=== Page text ===
▽

Section 3.04 – Notices: The President or the Secretary shall give notice of the annual meeting and of any other meeting of the members of the Corporation by causing to be posted in at least two locations in said East Forest Park designated by the Board of Directors, a written notice of such meeting, including the date, time, and place of such a meeting. The Board of Directors may in its discretion, authorize additional forms of notice, which are reasonably likely to advise members of the Corporation.
Section 3.05 – Quorum: At any meeting, a quorum of the Board of Directors must be present for the conduct of any business which may come before the meeting as adjourned may be held without further notice. When a quorum is present at any meeting, a quorum of the Board of Directors shall, except where a larger vote is required by law or these By-Laws, decide any matter brought before such meeting.
Section 4.01 – Officers: The officers of the Corporation shall be a President, a Treasurer, a Secretary, and a Vice President. The Board of Directors may appoint such other officers to serve at the pleasure of the Board, and establish their rights and duties as the Board may deem suitable.
Section 5.01 – President:
A. The President shall preside over all meetings of the Board of Directors, the members, and Executive Committee.
B. The President shall have all Board members and staff members notified on all meetings (regular and special) unless called under Section 2.07C.

△

=== Directive ===
Carry on the by-laws text from the point where it stops, keeping its numbering and formal style. The listing that comes next is separate material, unrelated to the by-laws text.

=== Source data ===

▽

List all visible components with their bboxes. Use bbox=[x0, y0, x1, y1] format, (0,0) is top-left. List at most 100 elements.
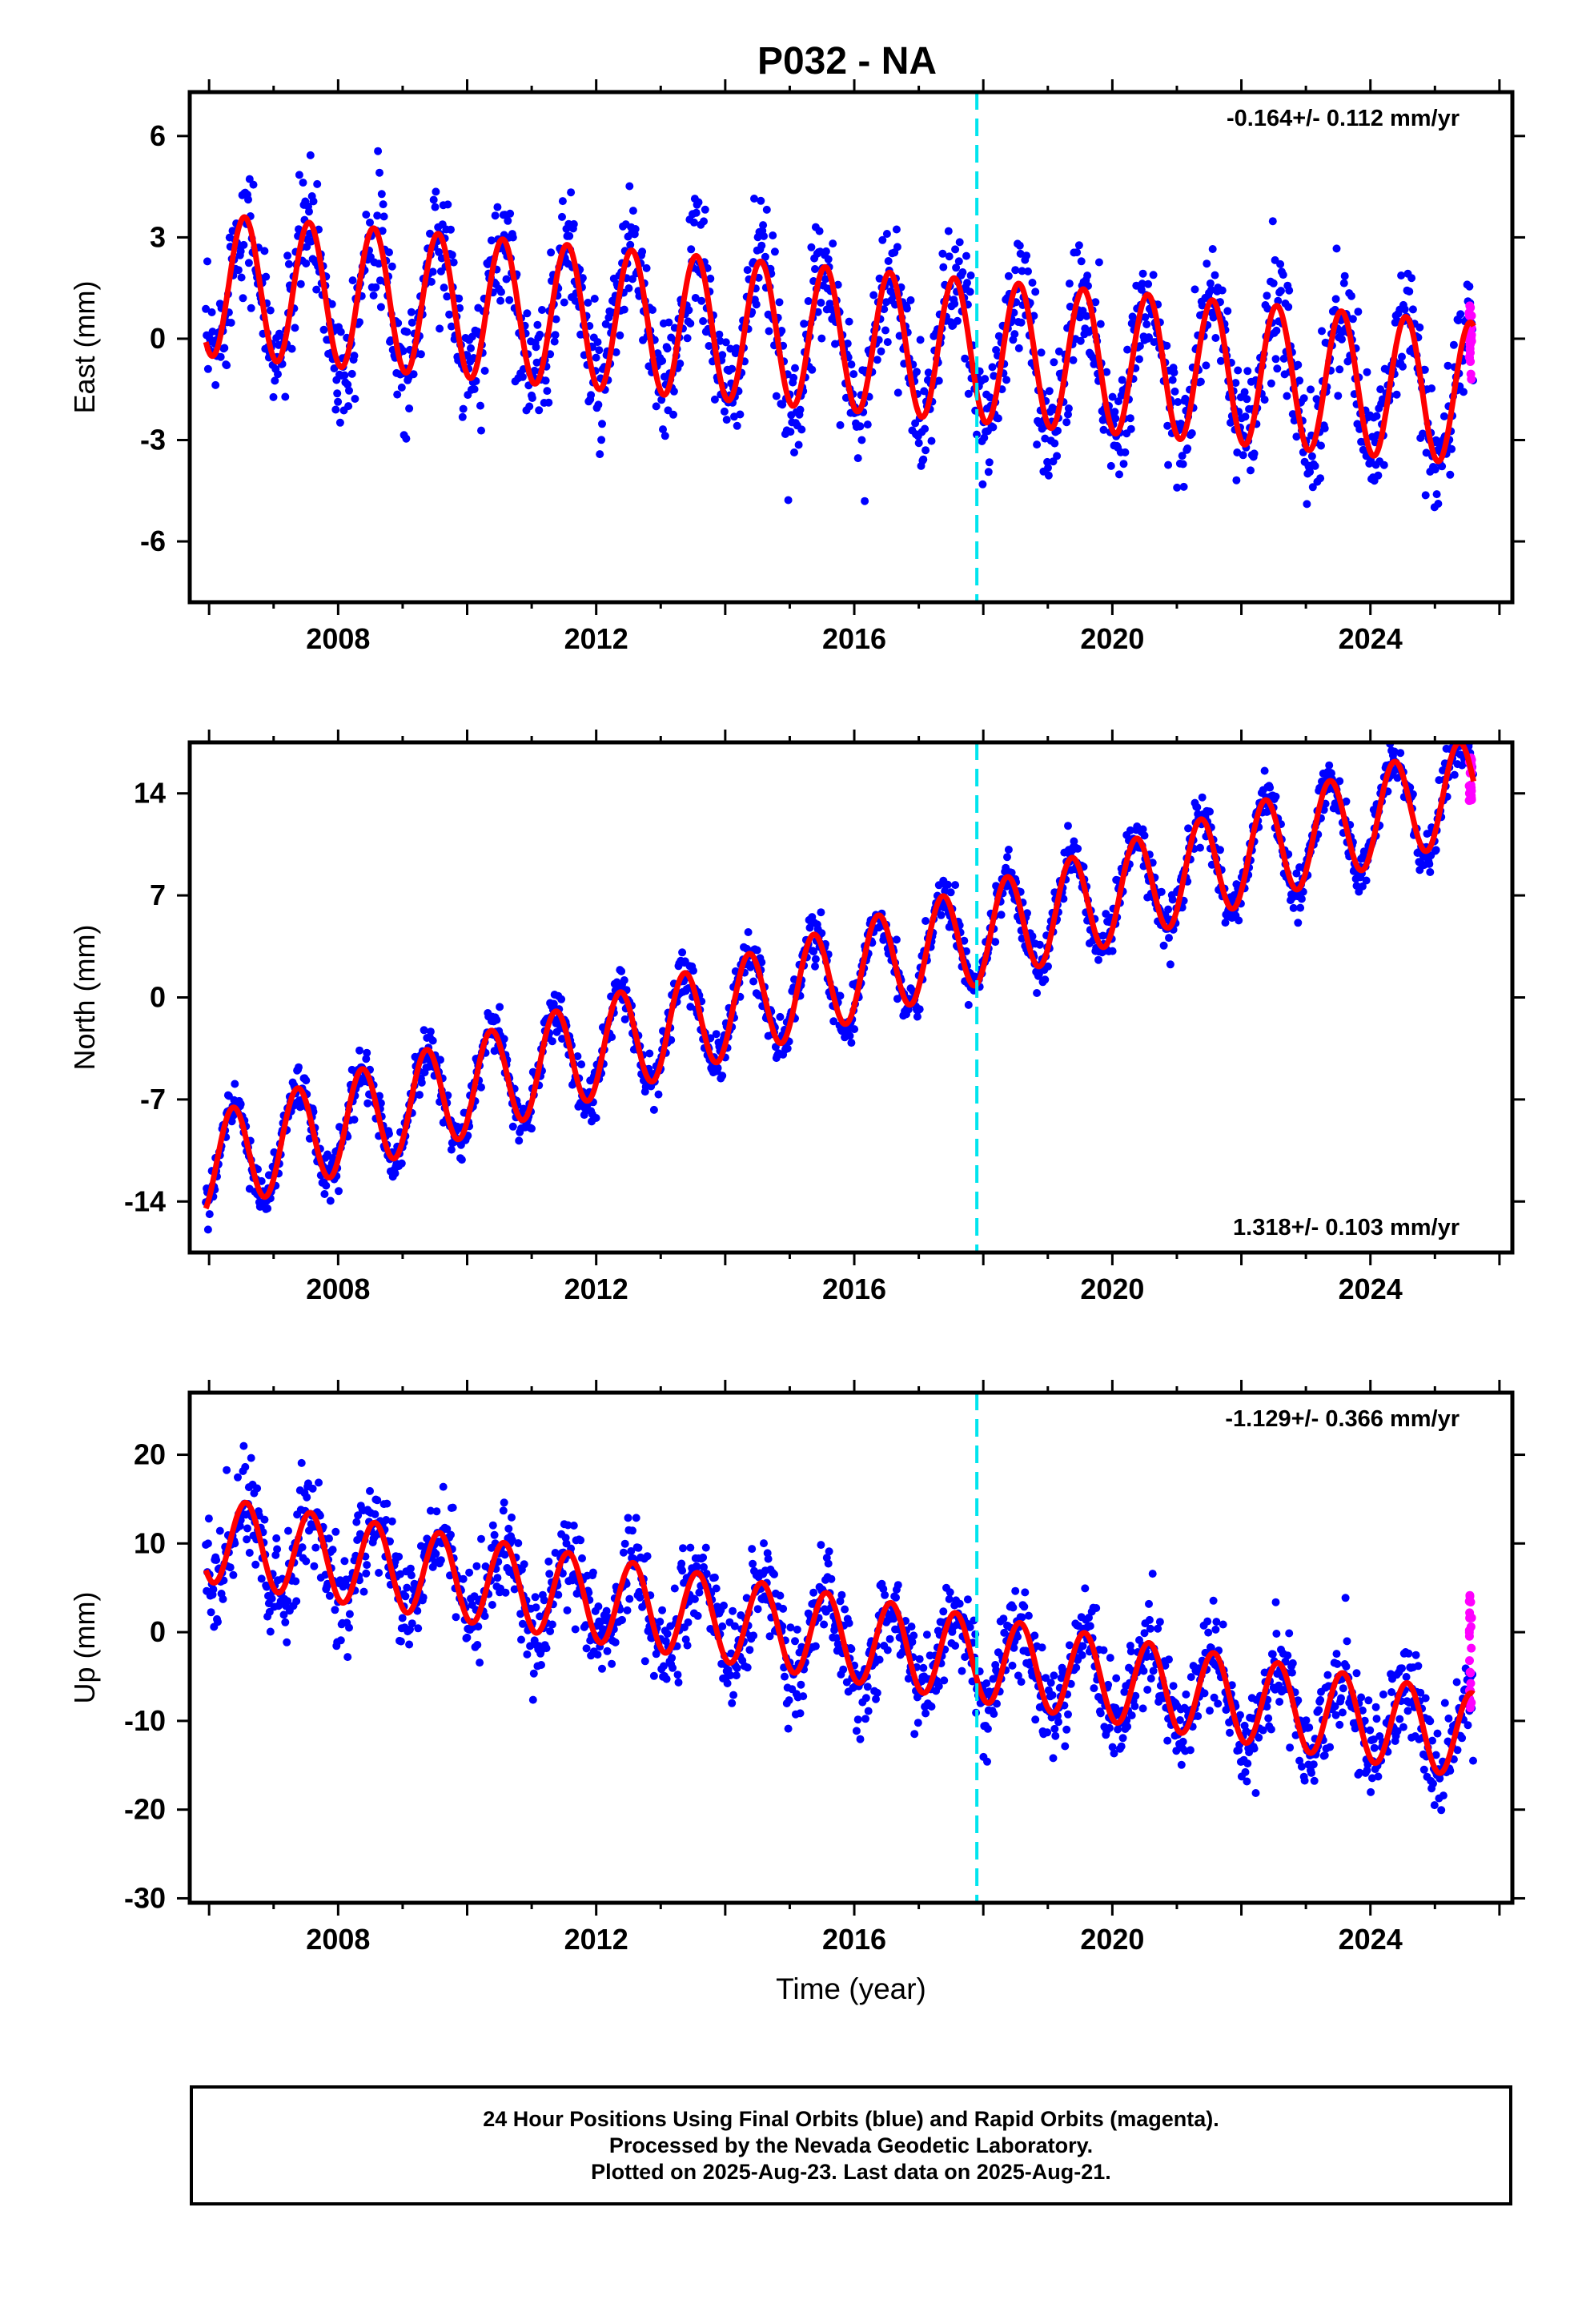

△

=== Exercise answer ===
C. The President shall prepare the agenda of all regular Board meetings, with the Executive Committee and staff members.
D. At the meetings, the President shall:
(1) Open the meetings at the appointed time, having ascertained a quorum is present.
(2) Announce each item of business in the proper order.
(3) Recognize speakers who are entitled to the floor.
(4) State and put to vote all motions and announce the results of each vote.
|a) The President shall state the motion before discussion and before the voting.
b) The President shall ask for the affirmative and negative and abstaining votes, but voice or paper ballot at his discretion, and will announce the results of the voting.
(5) Enforce the rules of debates and quorum, thus protecting the rights of each member.
(6) Maintain decorum by insisting that all discussions go through the chair.
(7) Declare the meeting officially adjourned.
(8) Unless he gives up the chair for that purpose, not debate any matter under discussion but he may vote thereon
E. The President calls Executive Committee meetings.
F. The President shall be an ex-officio member of all committees of the Corporation with non-voting powers, except in the case of a tie vote.
G. In his absence, the Vice President, if present, shall preside. Otherwise, a chairman shall be appointed by the body from the persons present.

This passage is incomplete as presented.